> _Instructions to follow_:
Write down every entry below once more, exactly.

> _Records_:
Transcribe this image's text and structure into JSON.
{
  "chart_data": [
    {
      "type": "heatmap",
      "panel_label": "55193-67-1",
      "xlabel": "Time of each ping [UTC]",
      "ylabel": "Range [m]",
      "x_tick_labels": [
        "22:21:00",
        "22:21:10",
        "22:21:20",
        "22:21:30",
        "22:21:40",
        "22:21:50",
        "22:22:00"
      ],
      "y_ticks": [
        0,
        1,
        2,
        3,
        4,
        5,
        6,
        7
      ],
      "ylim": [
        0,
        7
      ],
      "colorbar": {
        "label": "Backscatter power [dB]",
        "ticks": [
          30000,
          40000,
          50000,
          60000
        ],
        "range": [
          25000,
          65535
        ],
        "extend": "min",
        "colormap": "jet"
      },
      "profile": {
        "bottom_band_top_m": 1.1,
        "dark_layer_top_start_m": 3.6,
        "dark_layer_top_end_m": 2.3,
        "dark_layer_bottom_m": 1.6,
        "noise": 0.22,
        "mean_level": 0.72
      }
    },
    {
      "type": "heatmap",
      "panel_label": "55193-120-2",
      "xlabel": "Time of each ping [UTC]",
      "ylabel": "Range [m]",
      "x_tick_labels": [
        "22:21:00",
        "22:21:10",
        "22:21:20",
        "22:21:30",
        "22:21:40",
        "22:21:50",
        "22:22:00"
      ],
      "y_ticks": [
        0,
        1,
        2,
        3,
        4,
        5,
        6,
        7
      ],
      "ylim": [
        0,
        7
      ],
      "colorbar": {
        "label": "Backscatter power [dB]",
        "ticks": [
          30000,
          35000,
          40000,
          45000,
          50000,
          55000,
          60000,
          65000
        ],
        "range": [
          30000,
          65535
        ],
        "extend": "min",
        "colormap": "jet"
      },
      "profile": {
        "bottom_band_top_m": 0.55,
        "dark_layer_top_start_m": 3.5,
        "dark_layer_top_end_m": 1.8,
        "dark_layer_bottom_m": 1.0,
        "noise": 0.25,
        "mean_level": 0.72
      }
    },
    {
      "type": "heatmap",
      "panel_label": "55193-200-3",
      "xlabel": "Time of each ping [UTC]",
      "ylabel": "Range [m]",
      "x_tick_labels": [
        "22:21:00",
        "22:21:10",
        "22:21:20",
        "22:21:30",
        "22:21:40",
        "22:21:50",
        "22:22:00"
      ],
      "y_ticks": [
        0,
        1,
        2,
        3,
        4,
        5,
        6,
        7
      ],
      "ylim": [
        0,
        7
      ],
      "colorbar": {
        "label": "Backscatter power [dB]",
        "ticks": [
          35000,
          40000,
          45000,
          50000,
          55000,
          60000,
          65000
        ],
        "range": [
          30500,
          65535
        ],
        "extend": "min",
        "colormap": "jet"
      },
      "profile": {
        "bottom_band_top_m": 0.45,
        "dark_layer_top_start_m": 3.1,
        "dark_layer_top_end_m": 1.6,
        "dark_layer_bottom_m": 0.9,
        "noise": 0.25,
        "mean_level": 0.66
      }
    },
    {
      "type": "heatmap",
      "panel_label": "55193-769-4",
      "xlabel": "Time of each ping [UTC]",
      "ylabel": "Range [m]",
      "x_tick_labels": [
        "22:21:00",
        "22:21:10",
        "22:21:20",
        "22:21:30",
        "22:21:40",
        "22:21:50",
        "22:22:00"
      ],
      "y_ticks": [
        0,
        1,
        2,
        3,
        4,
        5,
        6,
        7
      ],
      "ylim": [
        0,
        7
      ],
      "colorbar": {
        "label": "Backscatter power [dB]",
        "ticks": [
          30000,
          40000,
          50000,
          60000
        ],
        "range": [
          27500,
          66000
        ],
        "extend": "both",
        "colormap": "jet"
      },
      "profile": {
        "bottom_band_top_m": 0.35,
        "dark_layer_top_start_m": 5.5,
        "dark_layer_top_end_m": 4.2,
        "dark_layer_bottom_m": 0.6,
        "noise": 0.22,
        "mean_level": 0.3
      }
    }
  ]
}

> _Solution to this problem_:
Transcribe this image's text and structure into JSON.
{
  "chart_data": [
    {
      "type": "heatmap",
      "panel_label": "55193-67-1",
      "xlabel": "Time of each ping [UTC]",
      "ylabel": "Range [m]",
      "x_tick_labels": [
        "22:21:00",
        "22:21:10",
        "22:21:20",
        "22:21:30",
        "22:21:40",
        "22:21:50",
        "22:22:00"
      ],
      "y_ticks": [
        0,
        1,
        2,
        3,
        4,
        5,
        6,
        7
      ],
      "ylim": [
        0,
        7
      ],
      "colorbar": {
        "label": "Backscatter power [dB]",
        "ticks": [
          30000,
          40000,
          50000,
          60000
        ],
        "range": [
          25000,
          65535
        ],
        "extend": "min",
        "colormap": "jet"
      },
      "profile": {
        "bottom_band_top_m": 1.1,
        "dark_layer_top_start_m": 3.6,
        "dark_layer_top_end_m": 2.3,
        "dark_layer_bottom_m": 1.6,
        "noise": 0.22,
        "mean_level": 0.72
      }
    },
    {
      "type": "heatmap",
      "panel_label": "55193-120-2",
      "xlabel": "Time of each ping [UTC]",
      "ylabel": "Range [m]",
      "x_tick_labels": [
        "22:21:00",
        "22:21:10",
        "22:21:20",
        "22:21:30",
        "22:21:40",
        "22:21:50",
        "22:22:00"
      ],
      "y_ticks": [
        0,
        1,
        2,
        3,
        4,
        5,
        6,
        7
      ],
      "ylim": [
        0,
        7
      ],
      "colorbar": {
        "label": "Backscatter power [dB]",
        "ticks": [
          30000,
          35000,
          40000,
          45000,
          50000,
          55000,
          60000,
          65000
        ],
        "range": [
          30000,
          65535
        ],
        "extend": "min",
        "colormap": "jet"
      },
      "profile": {
        "bottom_band_top_m": 0.55,
        "dark_layer_top_start_m": 3.5,
        "dark_layer_top_end_m": 1.8,
        "dark_layer_bottom_m": 1.0,
        "noise": 0.25,
        "mean_level": 0.72
      }
    },
    {
      "type": "heatmap",
      "panel_label": "55193-200-3",
      "xlabel": "Time of each ping [UTC]",
      "ylabel": "Range [m]",
      "x_tick_labels": [
        "22:21:00",
        "22:21:10",
        "22:21:20",
        "22:21:30",
        "22:21:40",
        "22:21:50",
        "22:22:00"
      ],
      "y_ticks": [
        0,
        1,
        2,
        3,
        4,
        5,
        6,
        7
      ],
      "ylim": [
        0,
        7
      ],
      "colorbar": {
        "label": "Backscatter power [dB]",
        "ticks": [
          35000,
          40000,
          45000,
          50000,
          55000,
          60000,
          65000
        ],
        "range": [
          30500,
          65535
        ],
        "extend": "min",
        "colormap": "jet"
      },
      "profile": {
        "bottom_band_top_m": 0.45,
        "dark_layer_top_start_m": 3.1,
        "dark_layer_top_end_m": 1.6,
        "dark_layer_bottom_m": 0.9,
        "noise": 0.25,
        "mean_level": 0.66
      }
    },
    {
      "type": "heatmap",
      "panel_label": "55193-769-4",
      "xlabel": "Time of each ping [UTC]",
      "ylabel": "Range [m]",
      "x_tick_labels": [
        "22:21:00",
        "22:21:10",
        "22:21:20",
        "22:21:30",
        "22:21:40",
        "22:21:50",
        "22:22:00"
      ],
      "y_ticks": [
        0,
        1,
        2,
        3,
        4,
        5,
        6,
        7
      ],
      "ylim": [
        0,
        7
      ],
      "colorbar": {
        "label": "Backscatter power [dB]",
        "ticks": [
          30000,
          40000,
          50000,
          60000
        ],
        "range": [
          27500,
          66000
        ],
        "extend": "both",
        "colormap": "jet"
      },
      "profile": {
        "bottom_band_top_m": 0.35,
        "dark_layer_top_start_m": 5.5,
        "dark_layer_top_end_m": 4.2,
        "dark_layer_bottom_m": 0.6,
        "noise": 0.22,
        "mean_level": 0.3
      }
    }
  ]
}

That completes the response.